The task:
Copy all lines below exactly as written. Leave pictures out.

Extracted records:
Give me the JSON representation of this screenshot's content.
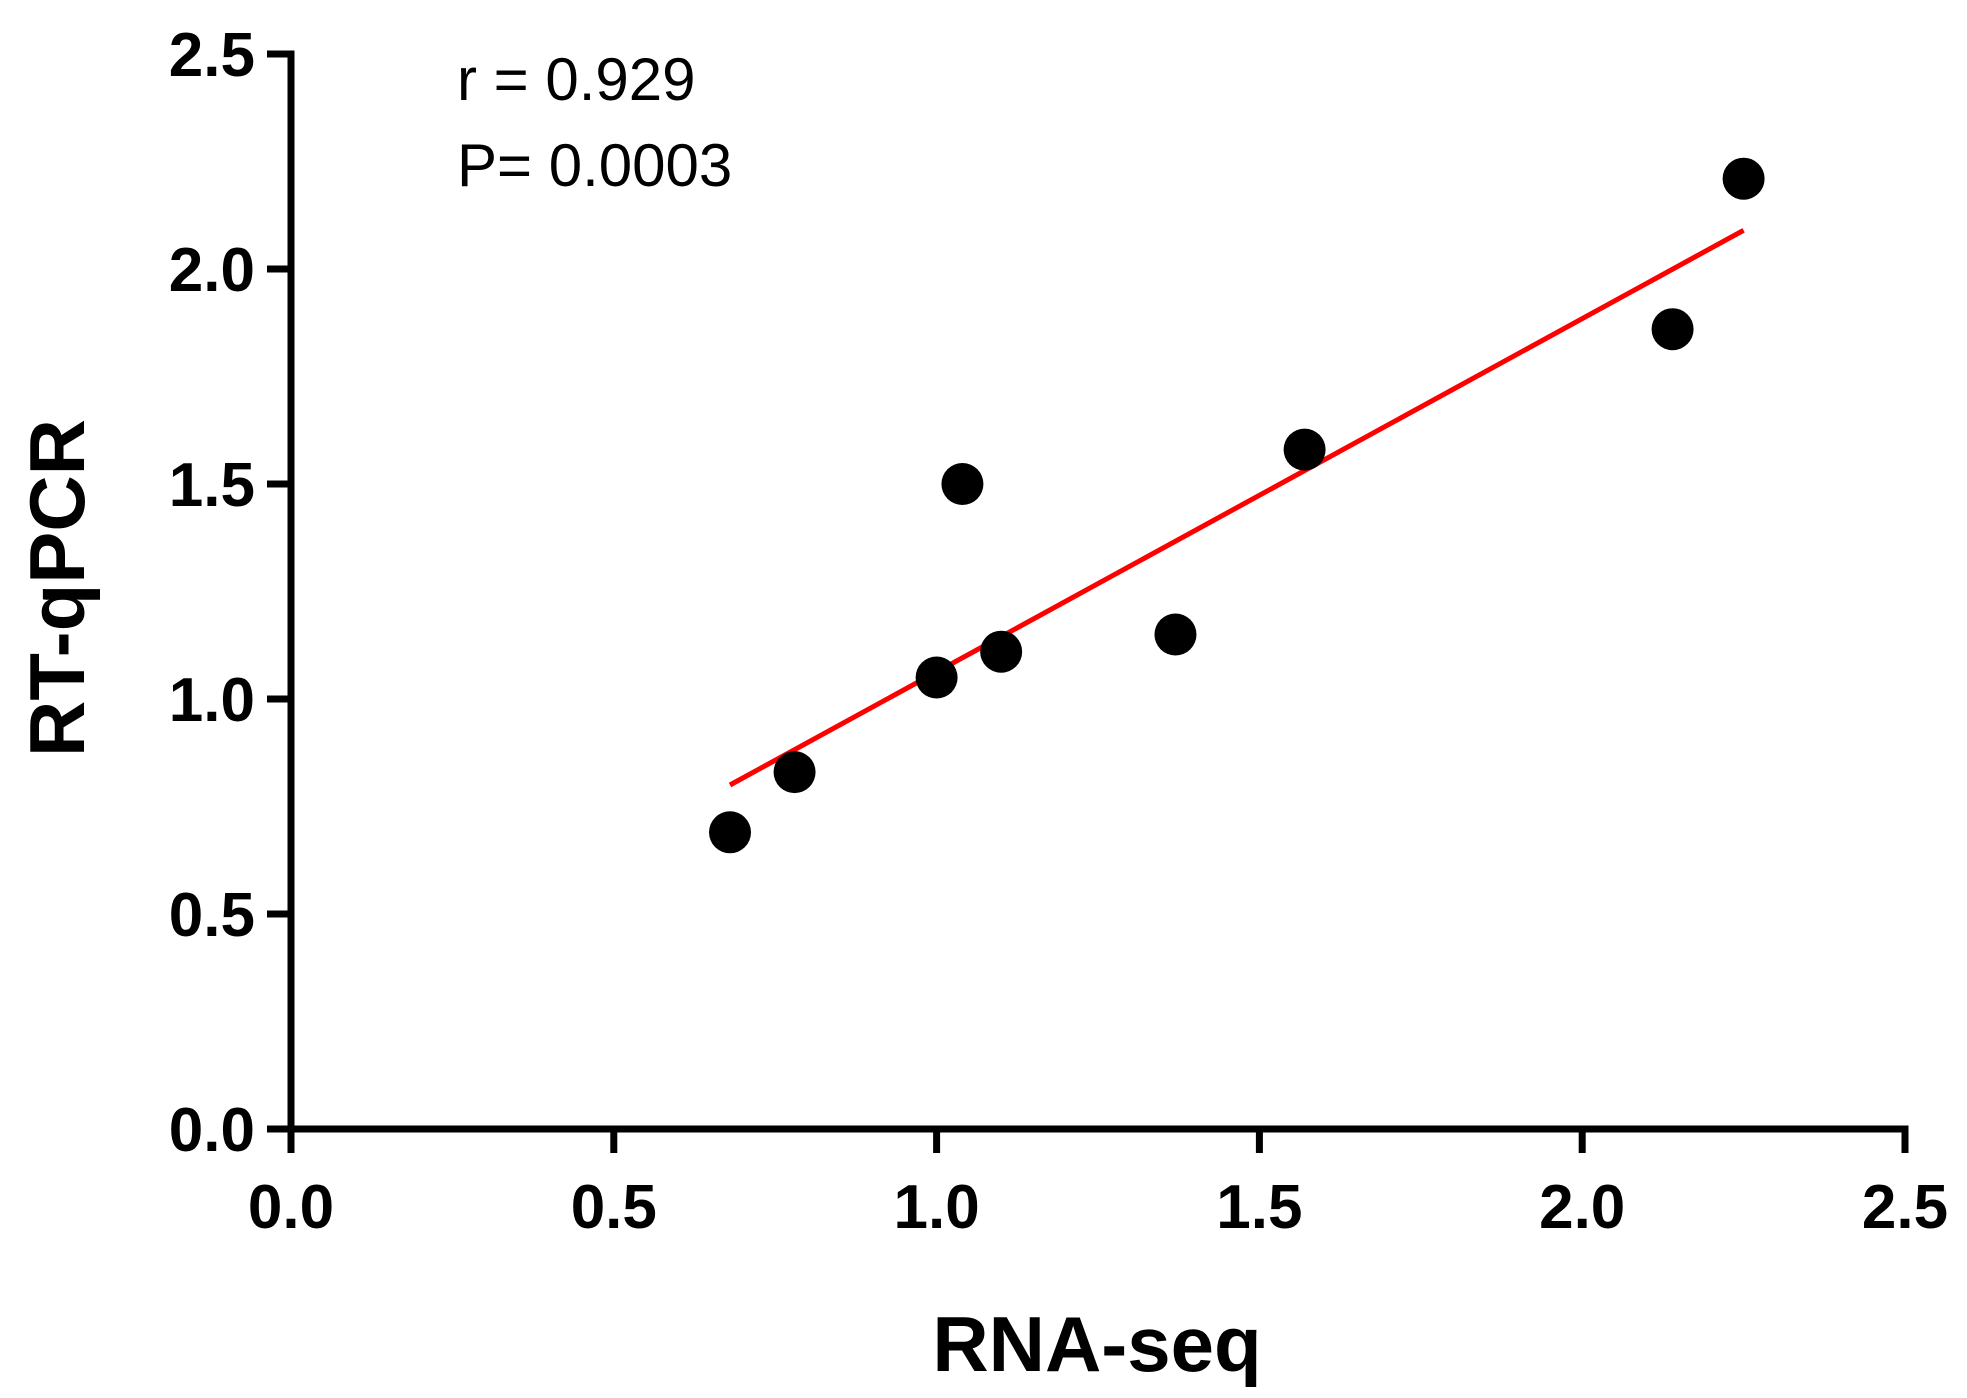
{
  "chart_data": {
    "type": "scatter",
    "xlabel": "RNA-seq",
    "ylabel": "RT-qPCR",
    "xlim": [
      0,
      2.5
    ],
    "ylim": [
      0,
      2.5
    ],
    "x_ticks": [
      "0.0",
      "0.5",
      "1.0",
      "1.5",
      "2.0",
      "2.5"
    ],
    "y_ticks": [
      "0.0",
      "0.5",
      "1.0",
      "1.5",
      "2.0",
      "2.5"
    ],
    "grid": false,
    "annotations": [
      "r = 0.929",
      "P= 0.0003"
    ],
    "series": [
      {
        "points": [
          {
            "x": 0.68,
            "y": 0.69
          },
          {
            "x": 0.78,
            "y": 0.83
          },
          {
            "x": 1.0,
            "y": 1.05
          },
          {
            "x": 1.04,
            "y": 1.5
          },
          {
            "x": 1.1,
            "y": 1.11
          },
          {
            "x": 1.37,
            "y": 1.15
          },
          {
            "x": 1.57,
            "y": 1.58
          },
          {
            "x": 2.14,
            "y": 1.86
          },
          {
            "x": 2.25,
            "y": 2.21
          }
        ],
        "color": "#000000"
      }
    ],
    "fit_line": {
      "x": [
        0.68,
        2.25
      ],
      "y": [
        0.8,
        2.09
      ],
      "color": "#ff0000"
    }
  }
}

Answer to the exercise:
Give me the JSON representation of this screenshot's content.
{
  "chart_data": {
    "type": "scatter",
    "xlabel": "RNA-seq",
    "ylabel": "RT-qPCR",
    "xlim": [
      0,
      2.5
    ],
    "ylim": [
      0,
      2.5
    ],
    "x_ticks": [
      "0.0",
      "0.5",
      "1.0",
      "1.5",
      "2.0",
      "2.5"
    ],
    "y_ticks": [
      "0.0",
      "0.5",
      "1.0",
      "1.5",
      "2.0",
      "2.5"
    ],
    "grid": false,
    "annotations": [
      "r = 0.929",
      "P= 0.0003"
    ],
    "series": [
      {
        "points": [
          {
            "x": 0.68,
            "y": 0.69
          },
          {
            "x": 0.78,
            "y": 0.83
          },
          {
            "x": 1.0,
            "y": 1.05
          },
          {
            "x": 1.04,
            "y": 1.5
          },
          {
            "x": 1.1,
            "y": 1.11
          },
          {
            "x": 1.37,
            "y": 1.15
          },
          {
            "x": 1.57,
            "y": 1.58
          },
          {
            "x": 2.14,
            "y": 1.86
          },
          {
            "x": 2.25,
            "y": 2.21
          }
        ],
        "color": "#000000"
      }
    ],
    "fit_line": {
      "x": [
        0.68,
        2.25
      ],
      "y": [
        0.8,
        2.09
      ],
      "color": "#ff0000"
    }
  }
}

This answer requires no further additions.